___ DATA SECTION ___
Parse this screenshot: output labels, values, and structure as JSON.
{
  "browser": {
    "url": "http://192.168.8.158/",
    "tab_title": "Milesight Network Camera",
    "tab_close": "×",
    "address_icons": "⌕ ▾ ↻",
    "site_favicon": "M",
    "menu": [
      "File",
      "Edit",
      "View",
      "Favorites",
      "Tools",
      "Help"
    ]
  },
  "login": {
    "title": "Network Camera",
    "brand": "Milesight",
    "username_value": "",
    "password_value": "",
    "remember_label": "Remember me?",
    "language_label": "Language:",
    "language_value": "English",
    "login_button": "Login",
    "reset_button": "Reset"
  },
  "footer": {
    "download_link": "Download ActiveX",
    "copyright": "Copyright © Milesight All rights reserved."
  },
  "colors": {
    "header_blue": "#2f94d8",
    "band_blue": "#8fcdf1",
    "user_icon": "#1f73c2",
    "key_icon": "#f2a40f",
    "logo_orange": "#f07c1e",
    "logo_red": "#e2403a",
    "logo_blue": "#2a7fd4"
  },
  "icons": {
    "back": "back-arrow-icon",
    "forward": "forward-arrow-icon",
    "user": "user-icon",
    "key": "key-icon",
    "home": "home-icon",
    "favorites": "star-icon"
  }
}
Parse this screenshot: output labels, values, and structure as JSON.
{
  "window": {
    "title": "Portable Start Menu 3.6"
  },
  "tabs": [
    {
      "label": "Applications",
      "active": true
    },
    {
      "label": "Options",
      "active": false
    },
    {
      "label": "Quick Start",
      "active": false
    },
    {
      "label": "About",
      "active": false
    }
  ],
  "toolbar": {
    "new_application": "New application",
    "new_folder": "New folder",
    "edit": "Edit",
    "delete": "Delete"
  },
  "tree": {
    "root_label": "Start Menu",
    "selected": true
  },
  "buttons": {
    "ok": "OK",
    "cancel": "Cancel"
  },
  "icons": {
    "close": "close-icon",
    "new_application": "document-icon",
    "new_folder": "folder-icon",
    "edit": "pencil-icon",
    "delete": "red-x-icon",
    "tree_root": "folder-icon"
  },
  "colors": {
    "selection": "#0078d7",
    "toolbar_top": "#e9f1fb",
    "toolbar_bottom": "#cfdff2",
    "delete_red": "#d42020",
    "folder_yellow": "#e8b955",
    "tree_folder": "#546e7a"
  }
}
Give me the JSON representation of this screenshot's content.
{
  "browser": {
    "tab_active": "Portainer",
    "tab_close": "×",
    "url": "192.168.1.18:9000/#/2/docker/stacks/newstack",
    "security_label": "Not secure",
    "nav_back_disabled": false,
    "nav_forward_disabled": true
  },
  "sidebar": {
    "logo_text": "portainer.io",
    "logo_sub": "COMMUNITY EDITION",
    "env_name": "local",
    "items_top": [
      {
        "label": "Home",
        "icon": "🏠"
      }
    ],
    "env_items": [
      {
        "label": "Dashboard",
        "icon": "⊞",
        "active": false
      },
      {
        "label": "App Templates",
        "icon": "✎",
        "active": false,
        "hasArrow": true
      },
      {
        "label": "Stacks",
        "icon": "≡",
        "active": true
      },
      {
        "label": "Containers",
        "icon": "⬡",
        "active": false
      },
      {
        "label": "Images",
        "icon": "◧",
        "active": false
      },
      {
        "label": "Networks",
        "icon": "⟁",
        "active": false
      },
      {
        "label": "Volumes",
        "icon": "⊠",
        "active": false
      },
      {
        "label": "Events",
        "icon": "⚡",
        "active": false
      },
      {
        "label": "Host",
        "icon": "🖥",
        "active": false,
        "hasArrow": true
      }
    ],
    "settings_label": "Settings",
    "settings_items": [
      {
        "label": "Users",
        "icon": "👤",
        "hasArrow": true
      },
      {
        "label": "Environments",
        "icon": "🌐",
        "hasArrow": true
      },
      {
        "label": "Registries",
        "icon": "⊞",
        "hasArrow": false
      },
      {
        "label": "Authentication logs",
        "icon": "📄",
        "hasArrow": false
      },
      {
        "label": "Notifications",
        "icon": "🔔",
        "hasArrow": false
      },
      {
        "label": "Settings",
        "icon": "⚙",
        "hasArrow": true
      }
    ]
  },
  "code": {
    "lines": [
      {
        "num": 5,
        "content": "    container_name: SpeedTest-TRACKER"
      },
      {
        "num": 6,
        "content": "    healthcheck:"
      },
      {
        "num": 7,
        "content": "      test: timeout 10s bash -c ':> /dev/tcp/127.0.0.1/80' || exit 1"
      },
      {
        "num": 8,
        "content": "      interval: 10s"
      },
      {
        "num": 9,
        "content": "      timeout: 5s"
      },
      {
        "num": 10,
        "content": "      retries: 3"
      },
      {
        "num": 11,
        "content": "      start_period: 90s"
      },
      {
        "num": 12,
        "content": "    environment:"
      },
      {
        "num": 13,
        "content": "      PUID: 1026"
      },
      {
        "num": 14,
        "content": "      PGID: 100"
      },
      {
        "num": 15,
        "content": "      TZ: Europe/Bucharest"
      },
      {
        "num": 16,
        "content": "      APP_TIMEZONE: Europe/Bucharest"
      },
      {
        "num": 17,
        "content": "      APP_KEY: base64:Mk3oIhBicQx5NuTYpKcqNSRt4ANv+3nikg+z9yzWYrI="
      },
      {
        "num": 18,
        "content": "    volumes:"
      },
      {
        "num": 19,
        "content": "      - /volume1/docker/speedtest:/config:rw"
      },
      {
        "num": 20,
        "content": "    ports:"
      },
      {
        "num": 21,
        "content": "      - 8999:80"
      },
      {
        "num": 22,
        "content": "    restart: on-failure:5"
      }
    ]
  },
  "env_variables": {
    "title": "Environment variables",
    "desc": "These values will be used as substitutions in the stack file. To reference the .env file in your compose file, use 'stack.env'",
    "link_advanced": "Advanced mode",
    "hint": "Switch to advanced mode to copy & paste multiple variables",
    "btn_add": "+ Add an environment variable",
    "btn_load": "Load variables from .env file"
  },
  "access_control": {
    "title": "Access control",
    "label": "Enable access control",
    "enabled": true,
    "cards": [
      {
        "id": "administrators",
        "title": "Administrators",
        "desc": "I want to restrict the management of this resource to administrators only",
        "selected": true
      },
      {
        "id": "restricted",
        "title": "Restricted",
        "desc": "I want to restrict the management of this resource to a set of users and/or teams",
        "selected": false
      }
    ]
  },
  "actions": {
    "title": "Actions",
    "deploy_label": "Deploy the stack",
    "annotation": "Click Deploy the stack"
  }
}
___
▸ **BRIEF**: Return every record, word for word.

▸ **RESPONSE TO THE EXERCISE**:
Parse this screenshot: output labels, values, and structure as JSON.
{
  "browser": {
    "url": "http://192.168.8.158/",
    "tab_title": "Milesight Network Camera",
    "tab_close": "×",
    "address_icons": "⌕ ▾ ↻",
    "site_favicon": "M",
    "menu": [
      "File",
      "Edit",
      "View",
      "Favorites",
      "Tools",
      "Help"
    ]
  },
  "login": {
    "title": "Network Camera",
    "brand": "Milesight",
    "username_value": "",
    "password_value": "",
    "remember_label": "Remember me?",
    "language_label": "Language:",
    "language_value": "English",
    "login_button": "Login",
    "reset_button": "Reset"
  },
  "footer": {
    "download_link": "Download ActiveX",
    "copyright": "Copyright © Milesight All rights reserved."
  },
  "colors": {
    "header_blue": "#2f94d8",
    "band_blue": "#8fcdf1",
    "user_icon": "#1f73c2",
    "key_icon": "#f2a40f",
    "logo_orange": "#f07c1e",
    "logo_red": "#e2403a",
    "logo_blue": "#2a7fd4"
  },
  "icons": {
    "back": "back-arrow-icon",
    "forward": "forward-arrow-icon",
    "user": "user-icon",
    "key": "key-icon",
    "home": "home-icon",
    "favorites": "star-icon"
  }
}
Parse this screenshot: output labels, values, and structure as JSON.
{
  "window": {
    "title": "Portable Start Menu 3.6"
  },
  "tabs": [
    {
      "label": "Applications",
      "active": true
    },
    {
      "label": "Options",
      "active": false
    },
    {
      "label": "Quick Start",
      "active": false
    },
    {
      "label": "About",
      "active": false
    }
  ],
  "toolbar": {
    "new_application": "New application",
    "new_folder": "New folder",
    "edit": "Edit",
    "delete": "Delete"
  },
  "tree": {
    "root_label": "Start Menu",
    "selected": true
  },
  "buttons": {
    "ok": "OK",
    "cancel": "Cancel"
  },
  "icons": {
    "close": "close-icon",
    "new_application": "document-icon",
    "new_folder": "folder-icon",
    "edit": "pencil-icon",
    "delete": "red-x-icon",
    "tree_root": "folder-icon"
  },
  "colors": {
    "selection": "#0078d7",
    "toolbar_top": "#e9f1fb",
    "toolbar_bottom": "#cfdff2",
    "delete_red": "#d42020",
    "folder_yellow": "#e8b955",
    "tree_folder": "#546e7a"
  }
}
Give me the JSON representation of this screenshot's content.
{
  "browser": {
    "tab_active": "Portainer",
    "tab_close": "×",
    "url": "192.168.1.18:9000/#/2/docker/stacks/newstack",
    "security_label": "Not secure",
    "nav_back_disabled": false,
    "nav_forward_disabled": true
  },
  "sidebar": {
    "logo_text": "portainer.io",
    "logo_sub": "COMMUNITY EDITION",
    "env_name": "local",
    "items_top": [
      {
        "label": "Home",
        "icon": "🏠"
      }
    ],
    "env_items": [
      {
        "label": "Dashboard",
        "icon": "⊞",
        "active": false
      },
      {
        "label": "App Templates",
        "icon": "✎",
        "active": false,
        "hasArrow": true
      },
      {
        "label": "Stacks",
        "icon": "≡",
        "active": true
      },
      {
        "label": "Containers",
        "icon": "⬡",
        "active": false
      },
      {
        "label": "Images",
        "icon": "◧",
        "active": false
      },
      {
        "label": "Networks",
        "icon": "⟁",
        "active": false
      },
      {
        "label": "Volumes",
        "icon": "⊠",
        "active": false
      },
      {
        "label": "Events",
        "icon": "⚡",
        "active": false
      },
      {
        "label": "Host",
        "icon": "🖥",
        "active": false,
        "hasArrow": true
      }
    ],
    "settings_label": "Settings",
    "settings_items": [
      {
        "label": "Users",
        "icon": "👤",
        "hasArrow": true
      },
      {
        "label": "Environments",
        "icon": "🌐",
        "hasArrow": true
      },
      {
        "label": "Registries",
        "icon": "⊞",
        "hasArrow": false
      },
      {
        "label": "Authentication logs",
        "icon": "📄",
        "hasArrow": false
      },
      {
        "label": "Notifications",
        "icon": "🔔",
        "hasArrow": false
      },
      {
        "label": "Settings",
        "icon": "⚙",
        "hasArrow": true
      }
    ]
  },
  "code": {
    "lines": [
      {
        "num": 5,
        "content": "    container_name: SpeedTest-TRACKER"
      },
      {
        "num": 6,
        "content": "    healthcheck:"
      },
      {
        "num": 7,
        "content": "      test: timeout 10s bash -c ':> /dev/tcp/127.0.0.1/80' || exit 1"
      },
      {
        "num": 8,
        "content": "      interval: 10s"
      },
      {
        "num": 9,
        "content": "      timeout: 5s"
      },
      {
        "num": 10,
        "content": "      retries: 3"
      },
      {
        "num": 11,
        "content": "      start_period: 90s"
      },
      {
        "num": 12,
        "content": "    environment:"
      },
      {
        "num": 13,
        "content": "      PUID: 1026"
      },
      {
        "num": 14,
        "content": "      PGID: 100"
      },
      {
        "num": 15,
        "content": "      TZ: Europe/Bucharest"
      },
      {
        "num": 16,
        "content": "      APP_TIMEZONE: Europe/Bucharest"
      },
      {
        "num": 17,
        "content": "      APP_KEY: base64:Mk3oIhBicQx5NuTYpKcqNSRt4ANv+3nikg+z9yzWYrI="
      },
      {
        "num": 18,
        "content": "    volumes:"
      },
      {
        "num": 19,
        "content": "      - /volume1/docker/speedtest:/config:rw"
      },
      {
        "num": 20,
        "content": "    ports:"
      },
      {
        "num": 21,
        "content": "      - 8999:80"
      },
      {
        "num": 22,
        "content": "    restart: on-failure:5"
      }
    ]
  },
  "env_variables": {
    "title": "Environment variables",
    "desc": "These values will be used as substitutions in the stack file. To reference the .env file in your compose file, use 'stack.env'",
    "link_advanced": "Advanced mode",
    "hint": "Switch to advanced mode to copy & paste multiple variables",
    "btn_add": "+ Add an environment variable",
    "btn_load": "Load variables from .env file"
  },
  "access_control": {
    "title": "Access control",
    "label": "Enable access control",
    "enabled": true,
    "cards": [
      {
        "id": "administrators",
        "title": "Administrators",
        "desc": "I want to restrict the management of this resource to administrators only",
        "selected": true
      },
      {
        "id": "restricted",
        "title": "Restricted",
        "desc": "I want to restrict the management of this resource to a set of users and/or teams",
        "selected": false
      }
    ]
  },
  "actions": {
    "title": "Actions",
    "deploy_label": "Deploy the stack",
    "annotation": "Click Deploy the stack"
  }
}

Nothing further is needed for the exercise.